# THE TASK
Copy each line that contains the string "Mean".

[start of MATERIAL SUPPLIED]

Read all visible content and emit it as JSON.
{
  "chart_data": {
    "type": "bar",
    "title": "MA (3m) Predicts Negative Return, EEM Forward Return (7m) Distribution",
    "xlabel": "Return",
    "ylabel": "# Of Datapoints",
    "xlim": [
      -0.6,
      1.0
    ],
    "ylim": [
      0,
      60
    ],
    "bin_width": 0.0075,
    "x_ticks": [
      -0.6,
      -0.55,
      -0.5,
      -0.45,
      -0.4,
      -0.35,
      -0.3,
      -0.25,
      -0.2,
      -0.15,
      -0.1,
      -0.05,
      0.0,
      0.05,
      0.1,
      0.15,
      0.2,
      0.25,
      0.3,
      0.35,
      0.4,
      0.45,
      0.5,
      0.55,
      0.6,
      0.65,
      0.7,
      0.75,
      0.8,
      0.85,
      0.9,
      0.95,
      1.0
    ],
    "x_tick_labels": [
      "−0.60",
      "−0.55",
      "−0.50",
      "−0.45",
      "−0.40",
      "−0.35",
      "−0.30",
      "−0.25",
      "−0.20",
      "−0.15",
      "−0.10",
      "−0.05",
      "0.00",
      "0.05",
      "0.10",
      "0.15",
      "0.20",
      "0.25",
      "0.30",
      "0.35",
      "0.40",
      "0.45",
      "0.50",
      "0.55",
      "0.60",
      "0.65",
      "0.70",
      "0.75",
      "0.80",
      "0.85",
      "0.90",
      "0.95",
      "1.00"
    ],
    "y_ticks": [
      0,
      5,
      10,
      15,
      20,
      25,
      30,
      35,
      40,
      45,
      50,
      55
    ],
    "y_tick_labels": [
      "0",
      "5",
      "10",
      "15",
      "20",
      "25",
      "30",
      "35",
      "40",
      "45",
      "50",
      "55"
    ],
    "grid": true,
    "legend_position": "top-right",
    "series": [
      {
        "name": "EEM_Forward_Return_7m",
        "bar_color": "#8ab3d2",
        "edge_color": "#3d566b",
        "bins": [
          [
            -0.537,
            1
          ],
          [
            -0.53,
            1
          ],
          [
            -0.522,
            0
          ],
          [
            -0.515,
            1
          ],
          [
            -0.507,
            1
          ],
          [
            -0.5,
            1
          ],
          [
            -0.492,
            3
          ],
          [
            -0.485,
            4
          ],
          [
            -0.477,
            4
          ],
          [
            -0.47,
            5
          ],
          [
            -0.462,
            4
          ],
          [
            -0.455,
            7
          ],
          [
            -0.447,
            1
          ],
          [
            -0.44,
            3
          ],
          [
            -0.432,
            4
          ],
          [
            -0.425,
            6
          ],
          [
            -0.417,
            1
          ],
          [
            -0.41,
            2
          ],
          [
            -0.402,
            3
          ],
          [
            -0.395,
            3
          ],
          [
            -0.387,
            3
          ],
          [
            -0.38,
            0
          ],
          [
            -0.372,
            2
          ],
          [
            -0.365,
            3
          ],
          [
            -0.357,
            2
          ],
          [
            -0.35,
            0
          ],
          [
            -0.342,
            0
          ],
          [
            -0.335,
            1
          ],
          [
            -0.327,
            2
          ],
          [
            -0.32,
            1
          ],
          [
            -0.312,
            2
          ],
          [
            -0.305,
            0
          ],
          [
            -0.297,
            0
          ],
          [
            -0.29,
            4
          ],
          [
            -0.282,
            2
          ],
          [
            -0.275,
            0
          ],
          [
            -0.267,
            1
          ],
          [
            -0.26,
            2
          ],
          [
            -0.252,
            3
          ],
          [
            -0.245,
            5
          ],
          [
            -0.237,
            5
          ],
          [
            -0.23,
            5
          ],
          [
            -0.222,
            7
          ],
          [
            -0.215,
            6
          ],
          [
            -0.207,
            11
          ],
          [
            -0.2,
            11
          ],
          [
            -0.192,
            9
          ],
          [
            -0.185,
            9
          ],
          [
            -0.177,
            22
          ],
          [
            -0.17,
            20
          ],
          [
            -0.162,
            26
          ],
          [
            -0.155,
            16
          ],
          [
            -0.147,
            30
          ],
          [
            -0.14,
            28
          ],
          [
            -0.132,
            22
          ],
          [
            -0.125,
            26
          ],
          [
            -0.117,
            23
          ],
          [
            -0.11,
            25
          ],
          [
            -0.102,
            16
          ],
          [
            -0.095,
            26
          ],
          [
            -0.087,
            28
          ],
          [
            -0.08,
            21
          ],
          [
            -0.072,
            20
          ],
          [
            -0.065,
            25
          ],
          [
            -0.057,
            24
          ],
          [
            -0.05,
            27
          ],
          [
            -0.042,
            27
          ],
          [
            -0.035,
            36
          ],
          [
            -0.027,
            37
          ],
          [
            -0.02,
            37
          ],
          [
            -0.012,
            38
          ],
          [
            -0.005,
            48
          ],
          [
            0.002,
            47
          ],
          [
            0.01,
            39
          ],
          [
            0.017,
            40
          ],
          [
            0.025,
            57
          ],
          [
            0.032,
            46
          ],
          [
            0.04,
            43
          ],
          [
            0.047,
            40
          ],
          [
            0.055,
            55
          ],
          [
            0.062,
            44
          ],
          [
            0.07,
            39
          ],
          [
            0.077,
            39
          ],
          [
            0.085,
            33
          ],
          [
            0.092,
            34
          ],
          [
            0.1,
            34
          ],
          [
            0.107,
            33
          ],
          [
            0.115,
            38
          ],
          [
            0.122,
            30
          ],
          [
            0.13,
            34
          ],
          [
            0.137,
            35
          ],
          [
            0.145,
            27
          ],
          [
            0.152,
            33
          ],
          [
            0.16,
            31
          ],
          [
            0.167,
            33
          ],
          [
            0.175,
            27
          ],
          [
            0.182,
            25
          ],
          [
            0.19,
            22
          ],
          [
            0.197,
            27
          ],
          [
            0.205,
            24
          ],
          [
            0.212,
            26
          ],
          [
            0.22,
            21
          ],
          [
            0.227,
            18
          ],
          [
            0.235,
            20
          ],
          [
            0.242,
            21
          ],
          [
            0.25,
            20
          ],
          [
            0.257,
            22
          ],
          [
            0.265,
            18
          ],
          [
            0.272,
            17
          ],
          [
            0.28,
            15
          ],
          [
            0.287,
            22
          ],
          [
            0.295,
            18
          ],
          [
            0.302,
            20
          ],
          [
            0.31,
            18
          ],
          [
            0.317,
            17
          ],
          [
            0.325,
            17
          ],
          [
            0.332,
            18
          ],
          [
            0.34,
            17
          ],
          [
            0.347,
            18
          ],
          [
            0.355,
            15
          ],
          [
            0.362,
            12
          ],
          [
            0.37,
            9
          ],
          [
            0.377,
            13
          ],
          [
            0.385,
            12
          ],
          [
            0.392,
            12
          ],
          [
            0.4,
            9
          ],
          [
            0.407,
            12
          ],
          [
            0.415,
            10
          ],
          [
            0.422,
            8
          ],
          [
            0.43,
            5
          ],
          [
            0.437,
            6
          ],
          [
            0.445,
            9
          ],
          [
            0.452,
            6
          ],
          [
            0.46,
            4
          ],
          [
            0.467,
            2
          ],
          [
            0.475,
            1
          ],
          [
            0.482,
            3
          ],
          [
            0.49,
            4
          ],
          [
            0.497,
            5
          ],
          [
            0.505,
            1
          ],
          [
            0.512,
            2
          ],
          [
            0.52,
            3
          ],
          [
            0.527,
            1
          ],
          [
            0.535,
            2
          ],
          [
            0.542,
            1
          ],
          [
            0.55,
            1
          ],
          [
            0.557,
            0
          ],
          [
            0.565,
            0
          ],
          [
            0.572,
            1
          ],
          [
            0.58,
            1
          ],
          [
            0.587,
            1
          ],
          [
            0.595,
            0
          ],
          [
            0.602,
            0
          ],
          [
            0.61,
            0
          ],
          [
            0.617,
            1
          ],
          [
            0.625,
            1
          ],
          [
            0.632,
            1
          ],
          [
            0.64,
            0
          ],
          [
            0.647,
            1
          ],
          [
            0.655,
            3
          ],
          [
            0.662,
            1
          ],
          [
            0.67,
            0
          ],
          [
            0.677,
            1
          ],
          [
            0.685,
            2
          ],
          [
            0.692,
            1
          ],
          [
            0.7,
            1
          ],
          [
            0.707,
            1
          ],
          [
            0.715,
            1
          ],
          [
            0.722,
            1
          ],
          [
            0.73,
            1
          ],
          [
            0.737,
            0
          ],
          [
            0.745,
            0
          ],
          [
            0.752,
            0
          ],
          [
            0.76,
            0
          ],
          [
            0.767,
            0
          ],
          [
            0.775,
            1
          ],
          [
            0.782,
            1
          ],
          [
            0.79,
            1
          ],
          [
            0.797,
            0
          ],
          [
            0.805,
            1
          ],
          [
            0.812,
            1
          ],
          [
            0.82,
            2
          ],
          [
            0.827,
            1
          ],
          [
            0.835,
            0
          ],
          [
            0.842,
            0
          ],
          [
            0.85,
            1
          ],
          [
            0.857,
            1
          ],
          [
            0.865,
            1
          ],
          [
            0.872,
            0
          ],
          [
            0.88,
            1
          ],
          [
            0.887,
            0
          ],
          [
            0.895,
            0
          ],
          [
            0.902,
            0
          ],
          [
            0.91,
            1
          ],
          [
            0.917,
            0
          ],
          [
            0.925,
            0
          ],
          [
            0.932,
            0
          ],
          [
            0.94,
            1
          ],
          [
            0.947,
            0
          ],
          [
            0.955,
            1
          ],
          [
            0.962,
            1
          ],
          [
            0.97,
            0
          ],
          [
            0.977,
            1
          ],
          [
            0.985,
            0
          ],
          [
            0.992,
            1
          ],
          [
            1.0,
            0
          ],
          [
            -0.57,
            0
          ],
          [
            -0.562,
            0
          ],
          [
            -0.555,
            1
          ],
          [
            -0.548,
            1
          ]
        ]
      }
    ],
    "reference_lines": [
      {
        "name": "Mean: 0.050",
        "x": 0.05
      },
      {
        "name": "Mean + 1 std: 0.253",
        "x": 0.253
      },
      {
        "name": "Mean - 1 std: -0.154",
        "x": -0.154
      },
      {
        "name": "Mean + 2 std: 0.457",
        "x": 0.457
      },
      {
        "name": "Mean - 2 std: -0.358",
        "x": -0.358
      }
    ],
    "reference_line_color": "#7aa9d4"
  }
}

[end of MATERIAL SUPPLIED]

# TASK RESPONSE
        "name": "Mean: 0.050",
        "name": "Mean + 1 std: 0.253",
        "name": "Mean - 1 std: -0.154",
        "name": "Mean + 2 std: 0.457",
        "name": "Mean - 2 std: -0.358",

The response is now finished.